Work to be completed: Return all of the entries exactly, with nothing added or left out.

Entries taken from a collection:
####

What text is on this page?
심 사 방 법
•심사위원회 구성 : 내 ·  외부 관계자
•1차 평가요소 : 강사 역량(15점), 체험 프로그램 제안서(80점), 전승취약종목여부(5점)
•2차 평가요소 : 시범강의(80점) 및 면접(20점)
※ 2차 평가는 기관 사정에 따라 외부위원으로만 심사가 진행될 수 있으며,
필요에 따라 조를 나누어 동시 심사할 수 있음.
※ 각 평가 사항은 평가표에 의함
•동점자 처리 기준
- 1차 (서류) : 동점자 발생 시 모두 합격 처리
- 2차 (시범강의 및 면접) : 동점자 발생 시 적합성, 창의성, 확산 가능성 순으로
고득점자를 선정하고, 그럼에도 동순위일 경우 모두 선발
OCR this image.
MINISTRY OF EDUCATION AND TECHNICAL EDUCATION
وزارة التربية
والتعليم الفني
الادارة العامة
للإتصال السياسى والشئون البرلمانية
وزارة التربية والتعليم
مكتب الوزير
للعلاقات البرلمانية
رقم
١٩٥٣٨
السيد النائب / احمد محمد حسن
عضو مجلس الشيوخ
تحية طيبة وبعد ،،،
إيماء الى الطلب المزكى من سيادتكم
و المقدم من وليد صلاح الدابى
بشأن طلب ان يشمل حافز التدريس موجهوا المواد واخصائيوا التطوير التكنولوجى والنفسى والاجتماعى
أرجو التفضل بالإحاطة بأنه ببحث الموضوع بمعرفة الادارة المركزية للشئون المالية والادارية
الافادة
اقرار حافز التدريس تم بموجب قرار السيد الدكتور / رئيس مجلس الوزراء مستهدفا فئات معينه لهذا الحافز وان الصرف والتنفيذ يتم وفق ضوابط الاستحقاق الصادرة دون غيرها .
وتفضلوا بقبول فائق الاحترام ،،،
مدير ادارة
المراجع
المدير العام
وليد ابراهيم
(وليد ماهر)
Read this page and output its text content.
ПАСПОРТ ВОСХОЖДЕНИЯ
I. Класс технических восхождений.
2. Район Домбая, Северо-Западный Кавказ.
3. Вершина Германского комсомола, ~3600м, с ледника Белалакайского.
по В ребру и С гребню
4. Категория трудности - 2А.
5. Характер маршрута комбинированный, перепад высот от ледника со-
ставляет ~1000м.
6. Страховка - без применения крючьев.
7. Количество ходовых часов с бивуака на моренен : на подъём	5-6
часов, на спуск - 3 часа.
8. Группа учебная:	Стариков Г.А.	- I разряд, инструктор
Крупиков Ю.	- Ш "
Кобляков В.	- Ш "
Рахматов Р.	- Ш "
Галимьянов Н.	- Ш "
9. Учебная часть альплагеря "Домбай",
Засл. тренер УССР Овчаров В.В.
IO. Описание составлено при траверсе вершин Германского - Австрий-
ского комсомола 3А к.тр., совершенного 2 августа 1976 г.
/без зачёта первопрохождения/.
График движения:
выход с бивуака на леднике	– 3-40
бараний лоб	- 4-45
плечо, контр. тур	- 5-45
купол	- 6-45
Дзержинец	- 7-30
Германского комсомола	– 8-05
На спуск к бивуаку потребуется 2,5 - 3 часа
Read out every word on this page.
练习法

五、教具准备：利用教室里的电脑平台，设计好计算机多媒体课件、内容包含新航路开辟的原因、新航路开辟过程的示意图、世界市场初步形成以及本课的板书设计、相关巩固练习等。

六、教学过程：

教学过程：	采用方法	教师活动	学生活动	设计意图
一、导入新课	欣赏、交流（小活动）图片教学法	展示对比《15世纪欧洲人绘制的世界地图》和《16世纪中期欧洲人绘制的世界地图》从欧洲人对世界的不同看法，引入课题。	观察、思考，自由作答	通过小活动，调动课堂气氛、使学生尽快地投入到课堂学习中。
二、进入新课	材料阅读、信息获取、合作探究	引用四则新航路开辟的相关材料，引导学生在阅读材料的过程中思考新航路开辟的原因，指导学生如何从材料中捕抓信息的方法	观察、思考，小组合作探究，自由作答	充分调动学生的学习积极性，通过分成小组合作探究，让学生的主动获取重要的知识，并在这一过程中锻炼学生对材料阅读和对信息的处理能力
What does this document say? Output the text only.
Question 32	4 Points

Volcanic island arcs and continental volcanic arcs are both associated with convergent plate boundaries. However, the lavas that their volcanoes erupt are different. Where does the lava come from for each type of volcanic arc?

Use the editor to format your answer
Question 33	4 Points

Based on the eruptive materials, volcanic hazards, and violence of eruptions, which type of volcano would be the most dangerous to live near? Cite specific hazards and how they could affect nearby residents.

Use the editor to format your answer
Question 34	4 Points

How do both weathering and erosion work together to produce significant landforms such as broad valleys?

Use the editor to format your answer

####

Written response:
What text is on this page?
심 사 방 법
•심사위원회 구성 : 내 ·  외부 관계자
•1차 평가요소 : 강사 역량(15점), 체험 프로그램 제안서(80점), 전승취약종목여부(5점)
•2차 평가요소 : 시범강의(80점) 및 면접(20점)
※ 2차 평가는 기관 사정에 따라 외부위원으로만 심사가 진행될 수 있으며,
필요에 따라 조를 나누어 동시 심사할 수 있음.
※ 각 평가 사항은 평가표에 의함
•동점자 처리 기준
- 1차 (서류) : 동점자 발생 시 모두 합격 처리
- 2차 (시범강의 및 면접) : 동점자 발생 시 적합성, 창의성, 확산 가능성 순으로
고득점자를 선정하고, 그럼에도 동순위일 경우 모두 선발
OCR this image.
MINISTRY OF EDUCATION AND TECHNICAL EDUCATION
وزارة التربية
والتعليم الفني
الادارة العامة
للإتصال السياسى والشئون البرلمانية
وزارة التربية والتعليم
مكتب الوزير
للعلاقات البرلمانية
رقم
١٩٥٣٨
السيد النائب / احمد محمد حسن
عضو مجلس الشيوخ
تحية طيبة وبعد ،،،
إيماء الى الطلب المزكى من سيادتكم
و المقدم من وليد صلاح الدابى
بشأن طلب ان يشمل حافز التدريس موجهوا المواد واخصائيوا التطوير التكنولوجى والنفسى والاجتماعى
أرجو التفضل بالإحاطة بأنه ببحث الموضوع بمعرفة الادارة المركزية للشئون المالية والادارية
الافادة
اقرار حافز التدريس تم بموجب قرار السيد الدكتور / رئيس مجلس الوزراء مستهدفا فئات معينه لهذا الحافز وان الصرف والتنفيذ يتم وفق ضوابط الاستحقاق الصادرة دون غيرها .
وتفضلوا بقبول فائق الاحترام ،،،
مدير ادارة
المراجع
المدير العام
وليد ابراهيم
(وليد ماهر)
Read this page and output its text content.
ПАСПОРТ ВОСХОЖДЕНИЯ
I. Класс технических восхождений.
2. Район Домбая, Северо-Западный Кавказ.
3. Вершина Германского комсомола, ~3600м, с ледника Белалакайского.
по В ребру и С гребню
4. Категория трудности - 2А.
5. Характер маршрута комбинированный, перепад высот от ледника со-
ставляет ~1000м.
6. Страховка - без применения крючьев.
7. Количество ходовых часов с бивуака на моренен : на подъём	5-6
часов, на спуск - 3 часа.
8. Группа учебная:	Стариков Г.А.	- I разряд, инструктор
Крупиков Ю.	- Ш "
Кобляков В.	- Ш "
Рахматов Р.	- Ш "
Галимьянов Н.	- Ш "
9. Учебная часть альплагеря "Домбай",
Засл. тренер УССР Овчаров В.В.
IO. Описание составлено при траверсе вершин Германского - Австрий-
ского комсомола 3А к.тр., совершенного 2 августа 1976 г.
/без зачёта первопрохождения/.
График движения:
выход с бивуака на леднике	– 3-40
бараний лоб	- 4-45
плечо, контр. тур	- 5-45
купол	- 6-45
Дзержинец	- 7-30
Германского комсомола	– 8-05
На спуск к бивуаку потребуется 2,5 - 3 часа
Read out every word on this page.
练习法

五、教具准备：利用教室里的电脑平台，设计好计算机多媒体课件、内容包含新航路开辟的原因、新航路开辟过程的示意图、世界市场初步形成以及本课的板书设计、相关巩固练习等。

六、教学过程：

教学过程：	采用方法	教师活动	学生活动	设计意图
一、导入新课	欣赏、交流（小活动）图片教学法	展示对比《15世纪欧洲人绘制的世界地图》和《16世纪中期欧洲人绘制的世界地图》从欧洲人对世界的不同看法，引入课题。	观察、思考，自由作答	通过小活动，调动课堂气氛、使学生尽快地投入到课堂学习中。
二、进入新课	材料阅读、信息获取、合作探究	引用四则新航路开辟的相关材料，引导学生在阅读材料的过程中思考新航路开辟的原因，指导学生如何从材料中捕抓信息的方法	观察、思考，小组合作探究，自由作答	充分调动学生的学习积极性，通过分成小组合作探究，让学生的主动获取重要的知识，并在这一过程中锻炼学生对材料阅读和对信息的处理能力
What does this document say? Output the text only.
Question 32	4 Points

Volcanic island arcs and continental volcanic arcs are both associated with convergent plate boundaries. However, the lavas that their volcanoes erupt are different. Where does the lava come from for each type of volcanic arc?

Use the editor to format your answer
Question 33	4 Points

Based on the eruptive materials, volcanic hazards, and violence of eruptions, which type of volcano would be the most dangerous to live near? Cite specific hazards and how they could affect nearby residents.

Use the editor to format your answer
Question 34	4 Points

How do both weathering and erosion work together to produce significant landforms such as broad valleys?

Use the editor to format your answer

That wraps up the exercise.